Primary prevention

Fluid intake should be at least 2.5 to 3.0 L per day for adults, and 1-2 L a day for children and young people (depending on age) to prevent stone formation.[15][16] Dietary factors are also important.[46] Measures should include decreasing dietary fat, animal protein intake, and sodium intake.[22][40][41][42][43][46][47][48] Achieving and maintaining a healthy body mass index (BMI) is also recommended.[48]

Secondary prevention

In patients that are known stone formers, a target urine output of 2.0 to 2.5 L per day is recommended; intake volume may need to be up to 4 L per day to achieve this.[17][18][19]​​ Long-term dietary modification is essential for preventing future calculi.[46] ​Orange juice is able to bring the urinary citrate levels up much more than lemon juice because of its high potassium content. 

Diet should be balanced with contributions from all food groups, without excesses of any kind.[48]

  • Fruits, vegetables, and fibers: fruit and vegetable intake should be encouraged because of the beneficial effects of fiber. The alkaline content of a vegetarian diet also gives rise to a desirable increase in urinary pH.

  • An excessive intake of oxalate-rich products should be limited or avoided to prevent an oxalate load. This includes fruit and vegetables rich in oxalate such as wheat bran. This is particularly important in patients in whom a high oxalate excretion has been demonstrated. The following products have a high content of oxalate:[160]

    • Rhubarb

    • Spinach

    • Chocolate

    • Tea

    • Nuts

    • Vitamin C is a precursor of oxalate; taking more than 1000 mg/day is not recommended.

▬▬▬▬▬▬

* **Explore the material**:
#1 In the stone prevention text, list the products in the bulleted list that follows "The following products have a high content of oxalate," leaving out the entry about vitamin C.
#2 Echo the passage of the stone prevention text that opens with the words containing "Fluid intake should" and closes with "high potassium content.".
Answer using only what the stone prevention text says.

* **Information provided**:
▬▬▬▬▬▬

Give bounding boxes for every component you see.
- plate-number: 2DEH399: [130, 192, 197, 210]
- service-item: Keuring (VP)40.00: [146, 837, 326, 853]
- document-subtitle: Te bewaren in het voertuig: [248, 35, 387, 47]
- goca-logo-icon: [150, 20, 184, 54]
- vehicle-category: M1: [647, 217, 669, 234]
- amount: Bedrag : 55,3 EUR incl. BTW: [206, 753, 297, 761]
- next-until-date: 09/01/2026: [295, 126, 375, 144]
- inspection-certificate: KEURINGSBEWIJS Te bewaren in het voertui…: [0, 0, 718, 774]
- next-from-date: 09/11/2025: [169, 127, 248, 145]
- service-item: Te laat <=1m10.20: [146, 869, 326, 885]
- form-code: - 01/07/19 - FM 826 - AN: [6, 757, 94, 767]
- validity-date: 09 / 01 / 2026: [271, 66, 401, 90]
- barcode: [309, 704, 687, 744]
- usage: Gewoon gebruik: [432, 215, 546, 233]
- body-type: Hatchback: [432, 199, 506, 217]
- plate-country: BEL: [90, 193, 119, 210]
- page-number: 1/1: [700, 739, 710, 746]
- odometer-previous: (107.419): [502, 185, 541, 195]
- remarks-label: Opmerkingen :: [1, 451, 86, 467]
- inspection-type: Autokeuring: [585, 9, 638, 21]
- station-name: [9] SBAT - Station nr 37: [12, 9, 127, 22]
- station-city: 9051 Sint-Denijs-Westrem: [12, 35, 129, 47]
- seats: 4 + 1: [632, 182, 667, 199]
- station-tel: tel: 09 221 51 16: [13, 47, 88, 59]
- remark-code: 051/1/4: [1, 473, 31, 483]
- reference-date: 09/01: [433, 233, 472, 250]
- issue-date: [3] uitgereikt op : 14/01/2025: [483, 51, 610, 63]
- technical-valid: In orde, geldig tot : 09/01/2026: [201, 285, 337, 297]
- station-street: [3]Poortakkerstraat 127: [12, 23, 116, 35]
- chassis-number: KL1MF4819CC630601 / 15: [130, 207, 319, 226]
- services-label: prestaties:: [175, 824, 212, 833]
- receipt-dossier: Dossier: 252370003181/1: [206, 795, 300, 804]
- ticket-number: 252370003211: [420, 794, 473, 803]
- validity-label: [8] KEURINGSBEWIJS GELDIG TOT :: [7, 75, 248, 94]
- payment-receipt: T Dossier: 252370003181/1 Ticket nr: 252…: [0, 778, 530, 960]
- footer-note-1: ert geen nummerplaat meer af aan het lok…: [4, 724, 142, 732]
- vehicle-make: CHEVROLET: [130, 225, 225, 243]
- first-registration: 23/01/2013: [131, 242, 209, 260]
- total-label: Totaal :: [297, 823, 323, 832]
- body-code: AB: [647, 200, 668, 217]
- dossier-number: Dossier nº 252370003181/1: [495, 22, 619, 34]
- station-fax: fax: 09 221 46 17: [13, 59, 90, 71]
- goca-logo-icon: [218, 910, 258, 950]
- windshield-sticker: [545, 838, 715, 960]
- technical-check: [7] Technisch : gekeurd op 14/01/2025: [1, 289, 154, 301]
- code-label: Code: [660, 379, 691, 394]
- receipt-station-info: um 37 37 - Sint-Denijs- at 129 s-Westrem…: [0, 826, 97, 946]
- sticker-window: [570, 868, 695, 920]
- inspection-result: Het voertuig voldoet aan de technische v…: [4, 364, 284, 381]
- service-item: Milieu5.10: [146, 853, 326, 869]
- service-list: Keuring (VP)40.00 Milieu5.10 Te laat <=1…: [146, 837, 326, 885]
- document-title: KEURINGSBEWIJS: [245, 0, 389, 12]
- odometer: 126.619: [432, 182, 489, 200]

▬▬▬▬▬▬

* **Results by task**:
#1 Rhubarb, spinach, chocolate, tea, nuts

#2
Fluid intake should be at least 2.5 to 3.0 L per day for adults, and 1-2 L a day for children and young people (depending on age) to prevent stone formation.[15][16] Dietary factors are also important.[46] Measures should include decreasing dietary fat, animal protein intake, and sodium intake.[22][40][41][42][43][46][47][48] Achieving and maintaining a healthy body mass index (BMI) is also recommended.[48]

Secondary prevention

In patients that are known stone formers, a target urine output of 2.0 to 2.5 L per day is recommended; intake volume may need to be up to 4 L per day to achieve this.[17][18][19]​​ Long-term dietary modification is essential for preventing future calculi.[46] ​Orange juice is able to bring the urinary citrate levels up much more than lemon juice because of its high potassium content.